All lines of the listing that contain "title" should be shown in full.

--- Recorded information Enclosed Below ---

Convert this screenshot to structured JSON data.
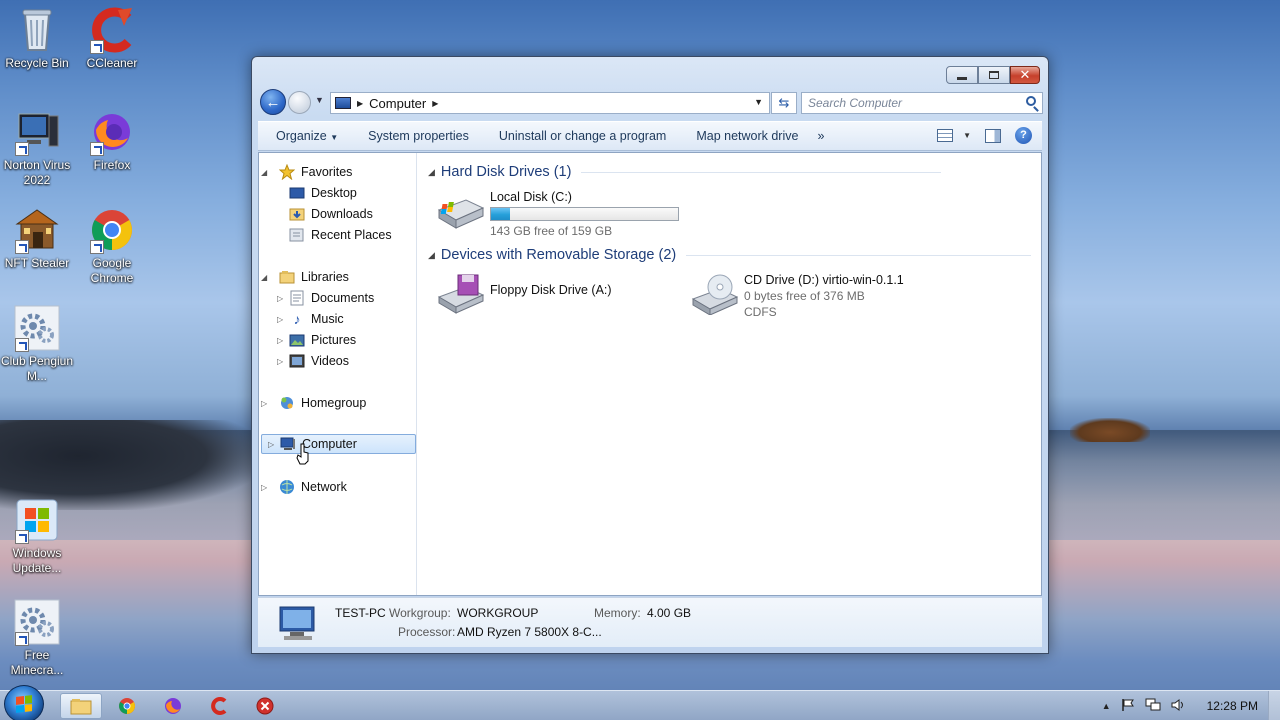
{
  "desktop": {
    "icons": [
      {
        "label": "Recycle Bin"
      },
      {
        "label": "CCleaner"
      },
      {
        "label": "Norton Virus 2022"
      },
      {
        "label": "Firefox"
      },
      {
        "label": "NFT Stealer"
      },
      {
        "label": "Google Chrome"
      },
      {
        "label": "Club Pengiun M..."
      },
      {
        "label": "Windows Update..."
      },
      {
        "label": "Free Minecra..."
      }
    ]
  },
  "window": {
    "title": "Computer",
    "address": {
      "crumb": "Computer"
    },
    "search": {
      "placeholder": "Search Computer"
    },
    "toolbar": {
      "organize": "Organize",
      "system_properties": "System properties",
      "uninstall": "Uninstall or change a program",
      "map_drive": "Map network drive",
      "more": "»"
    },
    "nav": {
      "favorites": "Favorites",
      "desktop": "Desktop",
      "downloads": "Downloads",
      "recent": "Recent Places",
      "libraries": "Libraries",
      "documents": "Documents",
      "music": "Music",
      "pictures": "Pictures",
      "videos": "Videos",
      "homegroup": "Homegroup",
      "computer": "Computer",
      "network": "Network"
    },
    "groups": {
      "hdd": "Hard Disk Drives (1)",
      "removable": "Devices with Removable Storage (2)"
    },
    "drives": {
      "c": {
        "name": "Local Disk (C:)",
        "free": "143 GB free of 159 GB",
        "used_fraction": 0.1
      },
      "a": {
        "name": "Floppy Disk Drive (A:)"
      },
      "d": {
        "name": "CD Drive (D:) virtio-win-0.1.1",
        "free": "0 bytes free of 376 MB",
        "fs": "CDFS"
      }
    },
    "details": {
      "pc_name": "TEST-PC",
      "workgroup_label": "Workgroup:",
      "workgroup": "WORKGROUP",
      "memory_label": "Memory:",
      "memory": "4.00 GB",
      "processor_label": "Processor:",
      "processor": "AMD Ryzen 7 5800X 8-C..."
    }
  },
  "taskbar": {
    "clock": "12:28 PM"
  }
}
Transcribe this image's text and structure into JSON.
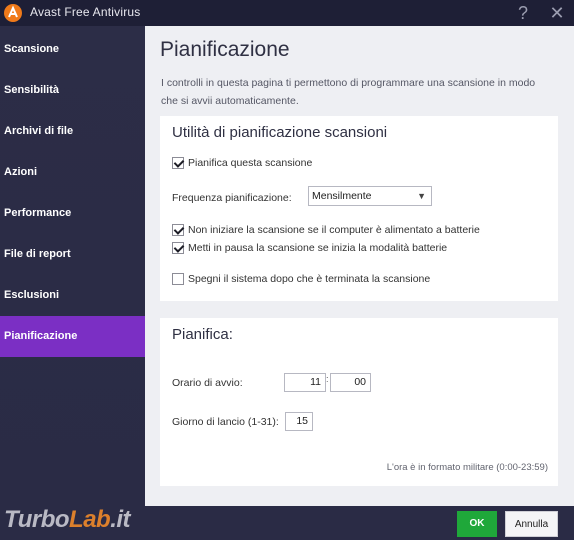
{
  "app": {
    "title": "Avast Free Antivirus",
    "help": "?",
    "close": "✕",
    "logo_icon": "avast-logo-icon",
    "accent": "#7b2fc4"
  },
  "sidebar": {
    "items": [
      {
        "label": "Scansione",
        "active": false
      },
      {
        "label": "Sensibilità",
        "active": false
      },
      {
        "label": "Archivi di file",
        "active": false
      },
      {
        "label": "Azioni",
        "active": false
      },
      {
        "label": "Performance",
        "active": false
      },
      {
        "label": "File di report",
        "active": false
      },
      {
        "label": "Esclusioni",
        "active": false
      },
      {
        "label": "Pianificazione",
        "active": true
      }
    ]
  },
  "main": {
    "title": "Pianificazione",
    "description": "I controlli in questa pagina ti permettono di programmare una scansione in modo che si avvii automaticamente.",
    "utility": {
      "title": "Utilità di pianificazione scansioni",
      "schedule_checkbox": {
        "label": "Pianifica questa scansione",
        "checked": true
      },
      "frequency_label": "Frequenza pianificazione:",
      "frequency_value": "Mensilmente",
      "battery_checkbox": {
        "label": "Non iniziare la scansione se il computer è alimentato a batterie",
        "checked": true
      },
      "pause_checkbox": {
        "label": "Metti in pausa la scansione se inizia la modalità batterie",
        "checked": true
      },
      "shutdown_checkbox": {
        "label": "Spegni il sistema dopo che è terminata la scansione",
        "checked": false
      }
    },
    "schedule": {
      "title": "Pianifica:",
      "start_time_label": "Orario di avvio:",
      "hour": "11",
      "separator": ":",
      "minute": "00",
      "day_label": "Giorno di lancio (1-31):",
      "day": "15",
      "note": "L'ora è in formato militare (0:00-23:59)"
    }
  },
  "footer": {
    "ok": "OK",
    "cancel": "Annulla",
    "ok_color": "#1fa83a",
    "watermark_part1": "Turbo",
    "watermark_part2": "Lab",
    "watermark_part3": ".it"
  }
}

--- End of Enclosed Recorded information ---

# Response to this task
    "title": "Computer",
    "title": "Avast Free Antivirus",
    "title": "Pianificazione",
      "title": "Utilità di pianificazione scansioni",
      "title": "Pianifica:",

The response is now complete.